▶ The exercise
Write out the records below once more, exactly as they stand.

## START

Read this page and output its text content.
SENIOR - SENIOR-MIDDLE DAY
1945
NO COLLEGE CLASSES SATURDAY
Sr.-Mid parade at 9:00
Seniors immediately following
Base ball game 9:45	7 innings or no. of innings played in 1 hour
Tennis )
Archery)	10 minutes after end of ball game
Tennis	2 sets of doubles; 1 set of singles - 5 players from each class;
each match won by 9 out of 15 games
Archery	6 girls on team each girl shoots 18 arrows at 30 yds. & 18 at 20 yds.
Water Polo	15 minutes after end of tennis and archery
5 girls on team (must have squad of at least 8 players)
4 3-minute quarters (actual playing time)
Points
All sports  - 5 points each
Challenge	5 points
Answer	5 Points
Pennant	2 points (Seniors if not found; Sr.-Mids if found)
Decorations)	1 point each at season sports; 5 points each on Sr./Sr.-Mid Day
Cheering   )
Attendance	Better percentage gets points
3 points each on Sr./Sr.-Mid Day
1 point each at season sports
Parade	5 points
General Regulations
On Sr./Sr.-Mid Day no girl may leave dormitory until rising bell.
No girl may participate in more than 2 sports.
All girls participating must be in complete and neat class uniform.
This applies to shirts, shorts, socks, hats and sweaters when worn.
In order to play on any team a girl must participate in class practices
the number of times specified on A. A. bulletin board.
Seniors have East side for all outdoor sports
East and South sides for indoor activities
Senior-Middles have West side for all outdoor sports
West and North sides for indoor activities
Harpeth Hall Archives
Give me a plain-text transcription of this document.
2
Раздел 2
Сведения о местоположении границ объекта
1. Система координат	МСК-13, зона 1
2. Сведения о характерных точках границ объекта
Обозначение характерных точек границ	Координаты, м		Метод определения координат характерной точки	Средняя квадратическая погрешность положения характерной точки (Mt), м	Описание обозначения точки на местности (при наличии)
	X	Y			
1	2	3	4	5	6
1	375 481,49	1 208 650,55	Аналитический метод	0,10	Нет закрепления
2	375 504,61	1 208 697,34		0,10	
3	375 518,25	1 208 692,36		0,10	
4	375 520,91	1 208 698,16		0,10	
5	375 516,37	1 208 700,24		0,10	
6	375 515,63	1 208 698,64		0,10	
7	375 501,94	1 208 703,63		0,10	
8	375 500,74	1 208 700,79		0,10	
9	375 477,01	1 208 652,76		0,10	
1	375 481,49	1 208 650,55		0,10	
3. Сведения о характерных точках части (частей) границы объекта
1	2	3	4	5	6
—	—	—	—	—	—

## END

▶ Result
Read this page and output its text content.
SENIOR - SENIOR-MIDDLE DAY
1945
NO COLLEGE CLASSES SATURDAY
Sr.-Mid parade at 9:00
Seniors immediately following
Base ball game 9:45	7 innings or no. of innings played in 1 hour
Tennis )
Archery)	10 minutes after end of ball game
Tennis	2 sets of doubles; 1 set of singles - 5 players from each class;
each match won by 9 out of 15 games
Archery	6 girls on team each girl shoots 18 arrows at 30 yds. & 18 at 20 yds.
Water Polo	15 minutes after end of tennis and archery
5 girls on team (must have squad of at least 8 players)
4 3-minute quarters (actual playing time)
Points
All sports  - 5 points each
Challenge	5 points
Answer	5 Points
Pennant	2 points (Seniors if not found; Sr.-Mids if found)
Decorations)	1 point each at season sports; 5 points each on Sr./Sr.-Mid Day
Cheering   )
Attendance	Better percentage gets points
3 points each on Sr./Sr.-Mid Day
1 point each at season sports
Parade	5 points
General Regulations
On Sr./Sr.-Mid Day no girl may leave dormitory until rising bell.
No girl may participate in more than 2 sports.
All girls participating must be in complete and neat class uniform.
This applies to shirts, shorts, socks, hats and sweaters when worn.
In order to play on any team a girl must participate in class practices
the number of times specified on A. A. bulletin board.
Seniors have East side for all outdoor sports
East and South sides for indoor activities
Senior-Middles have West side for all outdoor sports
West and North sides for indoor activities
Harpeth Hall Archives
Give me a plain-text transcription of this document.
2
Раздел 2
Сведения о местоположении границ объекта
1. Система координат	МСК-13, зона 1
2. Сведения о характерных точках границ объекта
Обозначение характерных точек границ	Координаты, м		Метод определения координат характерной точки	Средняя квадратическая погрешность положения характерной точки (Mt), м	Описание обозначения точки на местности (при наличии)
	X	Y			
1	2	3	4	5	6
1	375 481,49	1 208 650,55	Аналитический метод	0,10	Нет закрепления
2	375 504,61	1 208 697,34		0,10	
3	375 518,25	1 208 692,36		0,10	
4	375 520,91	1 208 698,16		0,10	
5	375 516,37	1 208 700,24		0,10	
6	375 515,63	1 208 698,64		0,10	
7	375 501,94	1 208 703,63		0,10	
8	375 500,74	1 208 700,79		0,10	
9	375 477,01	1 208 652,76		0,10	
1	375 481,49	1 208 650,55		0,10	
3. Сведения о характерных точках части (частей) границы объекта
1	2	3	4	5	6
—	—	—	—	—	—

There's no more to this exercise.